▸ **Extract**
----------
‘We work outside, love nature and work for God’: an inside look at the Germantown Dutch Market

Every+Thursday%2C+Friday+and+Saturday%2C+Amish+Dutch+families+make+the+journey+from+their+homes+in+Lancaster%2C+Pennsylvania%2C+to+the+Lancaster+County+Dutch+market+in+Germantown%2C+Maryland.

Stephanie Solomon

Every Thursday, Friday and Saturday, Amish Dutch families make the journey from their homes in Lancaster, Pennsylvania, to the Lancaster County Dutch market in Germantown, Maryland.

By Stephanie Solomon

This story was published in print during the 2021-22 school year.

In preparation for the Saturday morning customer rush, shopkeeper Kate dips ripe apples into a deep bowl of golden caramel, and then carefully rolls them in chopped nuts or M&Ms, coating their sticky exteriors. After setting the candied apples aside on a piece of parchment paper, she admires the perfectly organized cases of fudge and chocolate-covered strawberries some of the most in-demand items at Lapp’s Candies. Lapp’s is one of many family-owned shops at this one-of-a-kind market, where several other vendors — including King’s Barbeque, Beiler’s Doughnuts, Zook’s Cheese and Esh Produce — all crank out fresh food for eager customers visiting the shopping center on Wisteria Drive. Besides their tasty products, these shops all have something in common: They’re owned by Amish Dutch families.

Every Thursday, Friday and Saturday, these families make the journey from their homes in Lancaster, Pennsylvania, to the Lancaster County Dutch market in Germantown, Maryland. A group of Amish businessmen established the market in 1996, with the goal of bringing farm-fresh goods and a unique community’s culture to the Maryland area.

Despite their seclusion from modern society, the Amish Dutch have found success in markets due to outsiders’ curiosity about their unconventional lifestyle. They’re easy to spot in a crowd: Amish women traditionally wear ankle-length, solid-colored dresses, white aprons and “kapps,” or bonnet-like head coverings, while men dress in button-down shirts, broadfall trousers and suspenders. Since the Amish religion prohibits them from operating motorized vehicles, they travel by horse-drawn buggies. These restrictions might seem outlandish to strangers, but for the Amish, they’re simply routine.

Like many other immigrant communities, the Amish originally fled Europe to escape religious persecution. As German and Swiss Mennonites — a Protestant sect of Christianity — these families migrated to Pennsylvania in the early 1700s. Almost 300 years later, the Mennonites, now widely known as the Amish, continue to stand by their strict and distinctive religious beliefs. Amish generally live in close-knit societies that value community, modesty and simplicity.

“We try to keep it reserved, we don’t have electricity in our homes and we own small businesses in the community,” Kate said. “We work outside, love nature and work for God.”

At home, the day-to-day lives of the Amish Dutch are starkly different from those of the rest of the general American public, even in terms of the language they speak.

“We speak Pennsylvania Dutch, derived from the German language,” Kate said. “We have German in our churches, but we speak English for society.”

The first Amish market in the U.S., the Lancaster Central Market, emerged alongside the establishment of Lancaster County, Pennsylvania in 1730. Ever since then, family-owned, generations-old Amish businesses have continued to set up shop. Market staples often include farm-sourced dairy products, baked goods straight from the oven and hand carved wooden furniture crafted by highly-skilled carpenters a common profession for Amish Dutch men.
----------
Records from a dataset:

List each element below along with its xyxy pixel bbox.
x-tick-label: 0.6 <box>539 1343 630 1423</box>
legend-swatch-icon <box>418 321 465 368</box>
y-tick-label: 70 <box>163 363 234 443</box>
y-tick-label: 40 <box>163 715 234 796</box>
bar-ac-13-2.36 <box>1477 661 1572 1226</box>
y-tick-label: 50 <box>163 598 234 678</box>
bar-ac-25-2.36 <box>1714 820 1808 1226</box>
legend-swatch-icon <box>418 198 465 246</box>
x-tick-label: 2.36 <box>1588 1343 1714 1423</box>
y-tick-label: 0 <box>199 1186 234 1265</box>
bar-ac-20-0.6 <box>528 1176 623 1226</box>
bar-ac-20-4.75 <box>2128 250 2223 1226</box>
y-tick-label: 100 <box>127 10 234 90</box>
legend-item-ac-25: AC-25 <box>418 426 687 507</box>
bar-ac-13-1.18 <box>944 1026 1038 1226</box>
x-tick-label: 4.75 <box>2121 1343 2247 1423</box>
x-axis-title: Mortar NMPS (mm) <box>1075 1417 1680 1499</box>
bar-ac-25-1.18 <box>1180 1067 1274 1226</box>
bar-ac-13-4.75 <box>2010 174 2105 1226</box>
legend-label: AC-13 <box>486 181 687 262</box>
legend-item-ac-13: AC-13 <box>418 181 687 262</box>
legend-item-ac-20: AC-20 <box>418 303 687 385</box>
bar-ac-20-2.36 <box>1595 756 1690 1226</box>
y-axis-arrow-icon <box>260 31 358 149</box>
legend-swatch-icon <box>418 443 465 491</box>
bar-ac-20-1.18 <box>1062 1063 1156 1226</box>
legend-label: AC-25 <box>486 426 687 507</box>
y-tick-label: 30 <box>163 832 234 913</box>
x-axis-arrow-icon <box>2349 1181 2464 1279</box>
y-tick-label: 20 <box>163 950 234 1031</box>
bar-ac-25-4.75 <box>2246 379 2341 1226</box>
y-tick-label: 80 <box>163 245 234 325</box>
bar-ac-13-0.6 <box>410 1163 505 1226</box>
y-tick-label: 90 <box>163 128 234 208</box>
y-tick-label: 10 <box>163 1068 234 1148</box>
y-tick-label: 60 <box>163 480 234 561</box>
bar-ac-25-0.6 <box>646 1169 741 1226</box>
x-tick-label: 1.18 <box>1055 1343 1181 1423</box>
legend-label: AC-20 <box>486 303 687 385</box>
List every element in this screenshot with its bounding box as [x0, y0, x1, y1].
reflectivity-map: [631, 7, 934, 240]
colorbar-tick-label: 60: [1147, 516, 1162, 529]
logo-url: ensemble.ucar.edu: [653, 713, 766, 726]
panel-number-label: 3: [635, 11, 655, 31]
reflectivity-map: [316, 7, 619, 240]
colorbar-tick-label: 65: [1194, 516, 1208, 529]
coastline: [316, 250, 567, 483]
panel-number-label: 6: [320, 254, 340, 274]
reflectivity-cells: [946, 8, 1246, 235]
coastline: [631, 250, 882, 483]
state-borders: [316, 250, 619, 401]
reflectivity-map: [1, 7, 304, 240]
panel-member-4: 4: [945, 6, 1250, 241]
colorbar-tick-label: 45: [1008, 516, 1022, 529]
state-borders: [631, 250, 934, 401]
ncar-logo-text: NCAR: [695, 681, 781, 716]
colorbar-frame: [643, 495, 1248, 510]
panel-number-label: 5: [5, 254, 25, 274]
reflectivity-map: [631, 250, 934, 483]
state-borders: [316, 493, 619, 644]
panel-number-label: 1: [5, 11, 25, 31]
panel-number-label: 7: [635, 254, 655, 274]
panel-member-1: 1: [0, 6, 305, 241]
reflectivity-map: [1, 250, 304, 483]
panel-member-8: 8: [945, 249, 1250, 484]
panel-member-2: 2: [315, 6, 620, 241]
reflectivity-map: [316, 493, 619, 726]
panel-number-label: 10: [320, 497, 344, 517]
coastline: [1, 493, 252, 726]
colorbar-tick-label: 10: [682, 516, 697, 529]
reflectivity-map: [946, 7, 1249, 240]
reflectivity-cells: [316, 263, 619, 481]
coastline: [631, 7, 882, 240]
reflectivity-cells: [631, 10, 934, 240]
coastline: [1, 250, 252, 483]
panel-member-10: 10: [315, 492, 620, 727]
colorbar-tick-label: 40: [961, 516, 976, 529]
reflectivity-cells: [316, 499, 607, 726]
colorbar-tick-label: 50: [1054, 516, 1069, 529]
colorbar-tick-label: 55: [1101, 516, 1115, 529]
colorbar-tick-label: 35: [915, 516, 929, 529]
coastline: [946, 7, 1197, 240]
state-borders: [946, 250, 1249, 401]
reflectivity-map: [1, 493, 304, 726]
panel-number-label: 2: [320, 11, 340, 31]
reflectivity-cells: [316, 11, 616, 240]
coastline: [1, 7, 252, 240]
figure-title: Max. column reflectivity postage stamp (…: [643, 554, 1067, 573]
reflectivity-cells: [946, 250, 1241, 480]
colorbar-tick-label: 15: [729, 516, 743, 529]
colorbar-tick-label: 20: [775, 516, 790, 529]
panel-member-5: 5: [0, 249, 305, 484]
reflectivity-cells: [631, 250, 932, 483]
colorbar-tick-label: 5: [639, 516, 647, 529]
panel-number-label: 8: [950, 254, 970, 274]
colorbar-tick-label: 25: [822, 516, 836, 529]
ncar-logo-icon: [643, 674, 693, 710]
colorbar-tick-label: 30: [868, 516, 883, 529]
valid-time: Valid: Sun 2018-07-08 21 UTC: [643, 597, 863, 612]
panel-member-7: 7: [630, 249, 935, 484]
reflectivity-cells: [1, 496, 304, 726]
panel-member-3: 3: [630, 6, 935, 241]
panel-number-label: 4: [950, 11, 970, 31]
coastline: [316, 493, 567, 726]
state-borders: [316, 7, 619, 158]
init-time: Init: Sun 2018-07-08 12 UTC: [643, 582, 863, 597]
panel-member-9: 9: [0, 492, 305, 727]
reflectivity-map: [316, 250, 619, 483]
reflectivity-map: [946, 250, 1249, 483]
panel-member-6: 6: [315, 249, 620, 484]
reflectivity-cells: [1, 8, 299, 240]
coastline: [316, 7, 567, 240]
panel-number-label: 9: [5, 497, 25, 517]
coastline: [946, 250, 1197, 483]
----------
▸ **Exercise**
Extend the article about the Germantown Dutch Market from its last sentence, before the entries.

▸ **Reply**
To commute to the Germantown market three days a week, the families hire drivers to transport them and their multitude of goods. With ingredients including sacks of flour and fresh meats from Lancaster, vendors arrive early in the morning to prepare freshly-squeezed orange juice, thick-crusted pies and trays of fudge.

Regular customer Jimmy Williams, who visits the Dutch Market every Friday to pick up banana pudding, chicken wings and ribs, believes that the level of freshness is the market’s distinguishing factor.

“Everything is made from scratch, and being from the South, I appreciate when things are homemade,” he said. “Their food is the best I’ve had since my grandma’s.”

The fudges at Lapp’s Candies, featuring flavors ranging from maple walnut and peanut butter swirl to English toffee, are made with a large, silver fudge kettle. After combining a dry mix of sugar and chocolate with butter and flavoring in the kettle, fudge-making specialists Anna-May and Fannie-Ruth continually stir each batch as they heat up. Often mixing flavors together, they pour two batches into a tray lined with parchment paper, creating swirling designs on the surface of the fudge before it sets.

“It’s just a matter of mixing everything together,” Kate said. “Once the fudge is heated, they can mix different trays, and they’re pretty detailed.”

When she’s not at the market, Kate works as a horseback riding instructor, specializing in equestrian therapy for children with special needs. She became familiar with Lapp’s Candies after instructing the children in the Lapp family.

“After I got to know their children, I heard about their business and started working here, and I really enjoy it,” Kate said.

Zook’s Cheese, another popular shop at the market, sells goods from multiple independent, Amish dairy companies. Their cases display glass bottles of milk, tubs of homemade ice cream and an assortment of cheeses.

“We’re the middle man,” Zook’s employee Nancy Fisher said. “We represent a lot of different Amish companies, like the smoked cheeses and butters that come from the Amish in Ohio and Pennsylvania. There’s at least 30 Amish-owned businesses that we supply.”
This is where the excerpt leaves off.